_Short task_: Filter the lines below, copying only those with the string "Zaproś".

[Stored items]
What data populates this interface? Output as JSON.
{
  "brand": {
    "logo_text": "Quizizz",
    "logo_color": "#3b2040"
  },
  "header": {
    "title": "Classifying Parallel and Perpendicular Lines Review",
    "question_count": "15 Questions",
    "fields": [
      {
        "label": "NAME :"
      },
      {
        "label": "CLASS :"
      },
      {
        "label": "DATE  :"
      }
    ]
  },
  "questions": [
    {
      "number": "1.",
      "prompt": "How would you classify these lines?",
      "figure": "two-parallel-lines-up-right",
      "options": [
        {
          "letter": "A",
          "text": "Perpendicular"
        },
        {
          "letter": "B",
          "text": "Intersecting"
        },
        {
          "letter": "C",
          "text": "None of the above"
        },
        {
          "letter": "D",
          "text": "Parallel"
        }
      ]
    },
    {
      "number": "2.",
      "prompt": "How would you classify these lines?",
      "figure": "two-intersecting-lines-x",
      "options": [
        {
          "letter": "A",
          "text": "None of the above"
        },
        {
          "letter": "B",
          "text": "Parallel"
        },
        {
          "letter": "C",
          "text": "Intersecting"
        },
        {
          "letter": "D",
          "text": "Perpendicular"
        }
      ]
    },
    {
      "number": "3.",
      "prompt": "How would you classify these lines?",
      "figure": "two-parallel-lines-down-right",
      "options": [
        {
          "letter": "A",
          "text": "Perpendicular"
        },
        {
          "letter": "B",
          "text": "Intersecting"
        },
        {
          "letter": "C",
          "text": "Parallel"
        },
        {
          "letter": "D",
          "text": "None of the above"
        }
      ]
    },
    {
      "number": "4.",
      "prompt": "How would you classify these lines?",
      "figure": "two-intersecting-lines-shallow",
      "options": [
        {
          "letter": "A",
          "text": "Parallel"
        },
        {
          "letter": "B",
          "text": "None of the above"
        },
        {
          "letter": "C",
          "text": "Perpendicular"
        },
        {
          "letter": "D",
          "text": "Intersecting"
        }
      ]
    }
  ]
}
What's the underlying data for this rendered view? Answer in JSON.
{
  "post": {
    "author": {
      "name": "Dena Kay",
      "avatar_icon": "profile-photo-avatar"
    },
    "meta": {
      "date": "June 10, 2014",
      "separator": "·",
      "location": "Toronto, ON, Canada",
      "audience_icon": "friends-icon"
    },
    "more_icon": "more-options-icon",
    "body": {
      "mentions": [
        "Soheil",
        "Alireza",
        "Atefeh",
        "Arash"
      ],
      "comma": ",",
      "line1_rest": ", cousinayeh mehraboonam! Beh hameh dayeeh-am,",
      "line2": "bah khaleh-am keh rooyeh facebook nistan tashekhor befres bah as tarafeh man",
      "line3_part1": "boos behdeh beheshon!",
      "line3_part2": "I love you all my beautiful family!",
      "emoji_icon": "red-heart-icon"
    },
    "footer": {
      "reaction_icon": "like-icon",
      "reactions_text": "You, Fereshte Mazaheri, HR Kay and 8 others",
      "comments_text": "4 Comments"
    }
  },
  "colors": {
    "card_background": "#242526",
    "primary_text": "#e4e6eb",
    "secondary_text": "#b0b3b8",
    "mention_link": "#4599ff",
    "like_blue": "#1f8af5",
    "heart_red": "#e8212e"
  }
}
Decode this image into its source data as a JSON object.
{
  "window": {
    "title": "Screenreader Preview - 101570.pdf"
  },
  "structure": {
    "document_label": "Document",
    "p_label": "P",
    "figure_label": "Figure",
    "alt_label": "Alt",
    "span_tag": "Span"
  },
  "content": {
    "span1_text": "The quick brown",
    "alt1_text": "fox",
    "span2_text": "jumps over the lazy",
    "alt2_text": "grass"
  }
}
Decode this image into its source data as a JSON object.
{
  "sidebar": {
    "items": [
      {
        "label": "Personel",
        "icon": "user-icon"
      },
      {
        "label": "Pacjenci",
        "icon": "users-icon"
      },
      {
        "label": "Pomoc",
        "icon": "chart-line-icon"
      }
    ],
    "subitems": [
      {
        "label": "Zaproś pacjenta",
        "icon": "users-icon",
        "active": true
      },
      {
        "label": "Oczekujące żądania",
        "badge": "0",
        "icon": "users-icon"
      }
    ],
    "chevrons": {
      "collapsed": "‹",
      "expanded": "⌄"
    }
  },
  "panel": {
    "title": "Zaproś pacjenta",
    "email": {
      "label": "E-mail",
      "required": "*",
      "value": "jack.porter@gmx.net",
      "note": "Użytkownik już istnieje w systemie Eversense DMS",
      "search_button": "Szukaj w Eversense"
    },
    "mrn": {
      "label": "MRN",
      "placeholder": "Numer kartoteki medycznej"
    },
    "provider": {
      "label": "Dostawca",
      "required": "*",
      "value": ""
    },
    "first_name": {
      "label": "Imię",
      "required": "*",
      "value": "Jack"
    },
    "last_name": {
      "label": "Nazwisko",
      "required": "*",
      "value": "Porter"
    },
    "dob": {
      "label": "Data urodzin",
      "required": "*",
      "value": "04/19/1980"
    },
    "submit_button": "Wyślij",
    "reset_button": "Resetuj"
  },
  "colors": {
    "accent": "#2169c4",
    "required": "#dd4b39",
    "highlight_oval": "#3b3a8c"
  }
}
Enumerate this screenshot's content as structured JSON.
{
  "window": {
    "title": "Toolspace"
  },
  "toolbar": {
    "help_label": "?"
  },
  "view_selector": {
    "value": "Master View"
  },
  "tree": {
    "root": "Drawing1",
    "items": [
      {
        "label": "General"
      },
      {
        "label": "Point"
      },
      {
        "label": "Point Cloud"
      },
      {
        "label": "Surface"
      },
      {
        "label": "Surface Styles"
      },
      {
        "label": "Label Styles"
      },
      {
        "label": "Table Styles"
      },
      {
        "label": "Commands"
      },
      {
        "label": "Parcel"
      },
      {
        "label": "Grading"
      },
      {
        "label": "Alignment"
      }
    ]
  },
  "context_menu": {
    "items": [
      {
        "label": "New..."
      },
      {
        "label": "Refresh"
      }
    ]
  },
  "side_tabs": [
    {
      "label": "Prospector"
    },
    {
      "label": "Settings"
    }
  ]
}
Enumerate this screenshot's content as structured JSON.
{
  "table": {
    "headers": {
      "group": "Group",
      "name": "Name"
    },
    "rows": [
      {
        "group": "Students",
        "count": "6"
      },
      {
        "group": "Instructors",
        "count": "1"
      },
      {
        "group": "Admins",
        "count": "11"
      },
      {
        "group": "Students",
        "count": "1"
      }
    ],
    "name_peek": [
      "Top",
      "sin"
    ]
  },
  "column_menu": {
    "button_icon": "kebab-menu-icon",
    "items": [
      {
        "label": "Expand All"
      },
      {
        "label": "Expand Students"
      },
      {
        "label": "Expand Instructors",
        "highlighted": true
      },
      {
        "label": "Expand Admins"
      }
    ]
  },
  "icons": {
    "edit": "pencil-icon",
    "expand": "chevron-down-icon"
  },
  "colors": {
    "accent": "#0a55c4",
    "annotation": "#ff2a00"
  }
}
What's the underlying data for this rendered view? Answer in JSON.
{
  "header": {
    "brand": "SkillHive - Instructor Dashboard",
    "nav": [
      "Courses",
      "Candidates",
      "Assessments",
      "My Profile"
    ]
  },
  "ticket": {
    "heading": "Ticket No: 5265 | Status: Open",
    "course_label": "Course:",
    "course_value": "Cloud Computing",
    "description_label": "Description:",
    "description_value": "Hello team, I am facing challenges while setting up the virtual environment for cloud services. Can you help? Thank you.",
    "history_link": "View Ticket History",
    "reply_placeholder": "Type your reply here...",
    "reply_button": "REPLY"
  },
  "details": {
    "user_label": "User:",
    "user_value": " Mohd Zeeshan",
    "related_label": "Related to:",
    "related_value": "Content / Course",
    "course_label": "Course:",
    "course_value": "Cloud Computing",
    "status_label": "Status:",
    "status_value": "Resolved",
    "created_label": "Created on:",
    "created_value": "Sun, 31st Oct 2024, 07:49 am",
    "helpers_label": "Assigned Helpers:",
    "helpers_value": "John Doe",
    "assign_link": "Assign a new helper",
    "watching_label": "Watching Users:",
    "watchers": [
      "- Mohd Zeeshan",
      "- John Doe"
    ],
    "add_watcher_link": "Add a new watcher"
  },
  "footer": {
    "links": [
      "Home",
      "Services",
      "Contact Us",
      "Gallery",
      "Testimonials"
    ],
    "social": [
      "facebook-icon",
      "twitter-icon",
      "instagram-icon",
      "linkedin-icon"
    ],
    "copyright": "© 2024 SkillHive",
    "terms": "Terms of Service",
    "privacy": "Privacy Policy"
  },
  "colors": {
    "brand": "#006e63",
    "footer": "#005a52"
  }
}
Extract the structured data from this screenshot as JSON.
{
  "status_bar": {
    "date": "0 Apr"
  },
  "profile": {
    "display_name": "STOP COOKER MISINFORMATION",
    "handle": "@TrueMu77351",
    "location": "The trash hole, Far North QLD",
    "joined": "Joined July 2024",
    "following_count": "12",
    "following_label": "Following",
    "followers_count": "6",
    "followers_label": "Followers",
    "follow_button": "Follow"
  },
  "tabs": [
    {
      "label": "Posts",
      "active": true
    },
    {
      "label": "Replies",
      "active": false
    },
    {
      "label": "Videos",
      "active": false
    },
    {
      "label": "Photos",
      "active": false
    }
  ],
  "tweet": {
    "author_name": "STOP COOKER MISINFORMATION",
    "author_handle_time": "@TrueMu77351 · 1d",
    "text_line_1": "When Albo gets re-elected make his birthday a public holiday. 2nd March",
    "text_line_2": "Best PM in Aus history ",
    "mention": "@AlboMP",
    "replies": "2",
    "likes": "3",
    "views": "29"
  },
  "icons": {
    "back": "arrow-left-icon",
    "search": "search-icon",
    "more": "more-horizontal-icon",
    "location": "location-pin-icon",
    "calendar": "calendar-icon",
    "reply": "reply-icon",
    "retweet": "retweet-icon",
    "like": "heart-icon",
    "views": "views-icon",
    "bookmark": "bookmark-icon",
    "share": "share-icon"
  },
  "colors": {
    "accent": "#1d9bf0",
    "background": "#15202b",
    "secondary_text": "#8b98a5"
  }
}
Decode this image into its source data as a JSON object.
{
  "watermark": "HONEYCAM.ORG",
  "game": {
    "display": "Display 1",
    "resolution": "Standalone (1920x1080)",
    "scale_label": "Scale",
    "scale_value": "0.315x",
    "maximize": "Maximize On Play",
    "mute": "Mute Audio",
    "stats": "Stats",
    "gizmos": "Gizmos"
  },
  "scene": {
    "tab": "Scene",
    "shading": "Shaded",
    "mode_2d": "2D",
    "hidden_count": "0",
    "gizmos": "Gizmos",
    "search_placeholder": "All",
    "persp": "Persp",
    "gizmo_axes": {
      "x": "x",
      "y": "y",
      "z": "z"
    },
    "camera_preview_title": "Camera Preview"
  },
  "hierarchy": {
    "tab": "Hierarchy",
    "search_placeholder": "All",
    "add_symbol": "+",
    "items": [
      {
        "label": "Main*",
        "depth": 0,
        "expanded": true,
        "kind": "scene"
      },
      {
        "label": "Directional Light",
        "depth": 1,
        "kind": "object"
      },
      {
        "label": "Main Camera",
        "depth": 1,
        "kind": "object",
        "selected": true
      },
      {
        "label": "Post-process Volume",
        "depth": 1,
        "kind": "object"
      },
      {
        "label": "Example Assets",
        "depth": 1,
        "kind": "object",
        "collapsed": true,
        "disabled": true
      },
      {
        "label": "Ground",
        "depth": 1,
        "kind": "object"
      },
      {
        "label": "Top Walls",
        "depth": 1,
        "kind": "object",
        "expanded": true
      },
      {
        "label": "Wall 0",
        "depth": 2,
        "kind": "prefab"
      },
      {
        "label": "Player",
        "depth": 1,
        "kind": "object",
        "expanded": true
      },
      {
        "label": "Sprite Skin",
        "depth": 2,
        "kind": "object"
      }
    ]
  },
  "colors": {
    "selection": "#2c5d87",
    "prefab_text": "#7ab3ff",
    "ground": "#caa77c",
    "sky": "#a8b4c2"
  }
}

_Exercise response_:
        "label": "Zaproś pacjenta",
    "title": "Zaproś pacjenta",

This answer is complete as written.